* **What the exercise asks**: Scan the data below for the string "circle". Show every line where it turns up.

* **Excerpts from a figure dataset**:
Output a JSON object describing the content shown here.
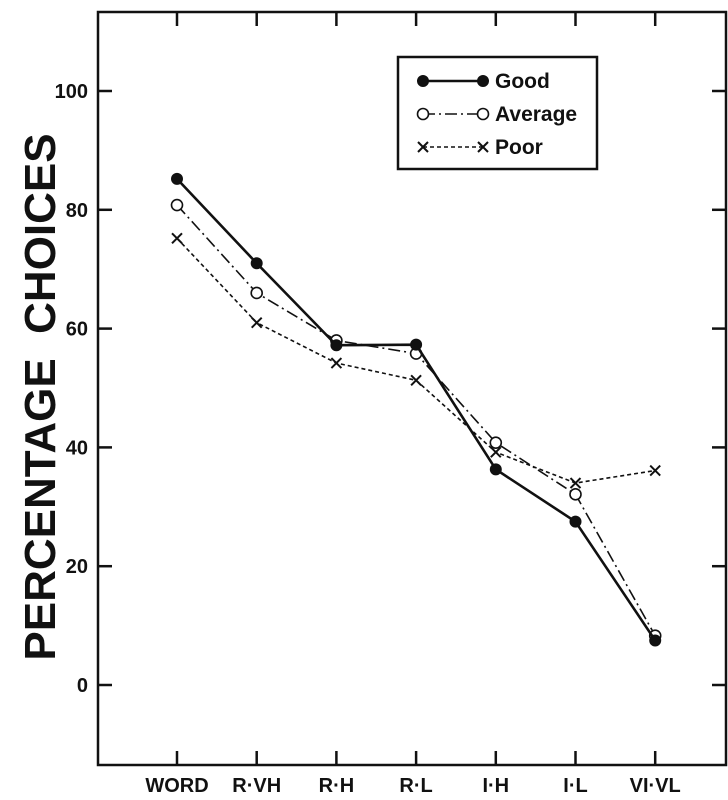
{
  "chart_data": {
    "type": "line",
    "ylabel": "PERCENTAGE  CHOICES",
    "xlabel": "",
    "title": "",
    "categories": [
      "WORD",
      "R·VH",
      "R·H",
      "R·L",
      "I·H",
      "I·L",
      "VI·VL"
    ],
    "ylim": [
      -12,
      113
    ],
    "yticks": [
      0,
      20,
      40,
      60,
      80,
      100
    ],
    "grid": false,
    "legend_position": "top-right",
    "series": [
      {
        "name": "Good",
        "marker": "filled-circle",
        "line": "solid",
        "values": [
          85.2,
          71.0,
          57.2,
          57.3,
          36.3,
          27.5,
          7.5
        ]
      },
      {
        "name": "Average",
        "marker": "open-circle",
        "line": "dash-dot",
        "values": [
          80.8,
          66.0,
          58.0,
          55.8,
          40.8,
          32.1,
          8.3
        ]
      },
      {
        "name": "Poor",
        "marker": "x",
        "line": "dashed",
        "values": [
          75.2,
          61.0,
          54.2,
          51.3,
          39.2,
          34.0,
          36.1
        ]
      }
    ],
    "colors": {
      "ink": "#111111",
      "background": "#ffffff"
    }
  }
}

==

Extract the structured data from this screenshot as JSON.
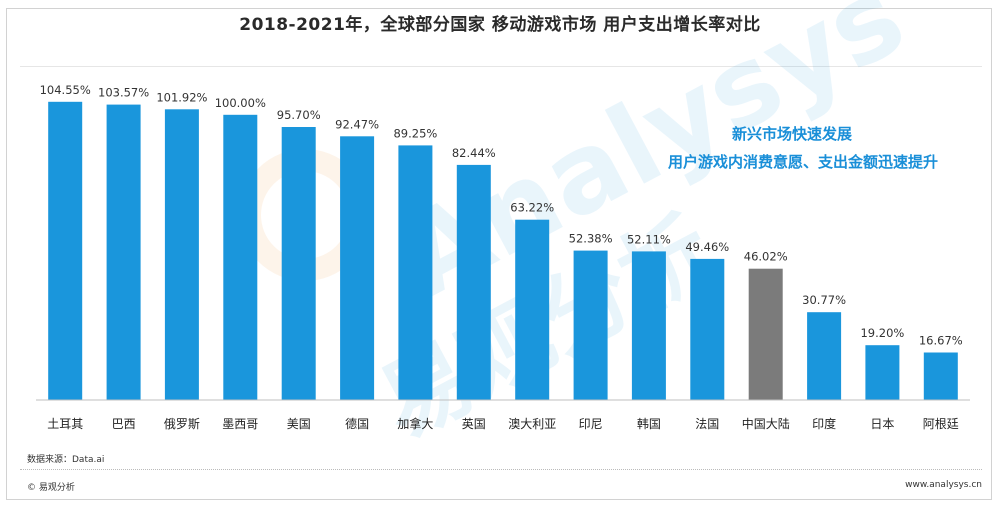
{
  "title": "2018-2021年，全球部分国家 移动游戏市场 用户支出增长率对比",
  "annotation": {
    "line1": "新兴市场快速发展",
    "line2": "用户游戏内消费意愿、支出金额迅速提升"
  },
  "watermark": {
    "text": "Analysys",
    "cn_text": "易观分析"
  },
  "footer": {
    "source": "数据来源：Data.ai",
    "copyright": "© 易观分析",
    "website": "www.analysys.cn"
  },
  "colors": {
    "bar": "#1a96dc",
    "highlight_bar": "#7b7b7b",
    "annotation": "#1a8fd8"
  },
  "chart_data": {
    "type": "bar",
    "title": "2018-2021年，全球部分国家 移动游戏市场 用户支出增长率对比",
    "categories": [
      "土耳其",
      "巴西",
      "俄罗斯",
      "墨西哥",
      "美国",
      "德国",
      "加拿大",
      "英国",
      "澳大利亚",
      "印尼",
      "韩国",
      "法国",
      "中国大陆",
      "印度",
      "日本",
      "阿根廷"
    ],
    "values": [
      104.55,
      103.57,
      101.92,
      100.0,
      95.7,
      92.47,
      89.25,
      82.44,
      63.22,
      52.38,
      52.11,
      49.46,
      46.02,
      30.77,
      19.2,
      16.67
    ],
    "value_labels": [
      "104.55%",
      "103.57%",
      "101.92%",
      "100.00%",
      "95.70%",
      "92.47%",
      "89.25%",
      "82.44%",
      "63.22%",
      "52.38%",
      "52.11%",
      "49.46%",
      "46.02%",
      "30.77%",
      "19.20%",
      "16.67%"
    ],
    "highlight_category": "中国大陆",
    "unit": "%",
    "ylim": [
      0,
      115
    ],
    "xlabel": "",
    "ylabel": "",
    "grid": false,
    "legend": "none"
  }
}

* **Complete output**:
        "marker": "filled-circle",
        "marker": "open-circle",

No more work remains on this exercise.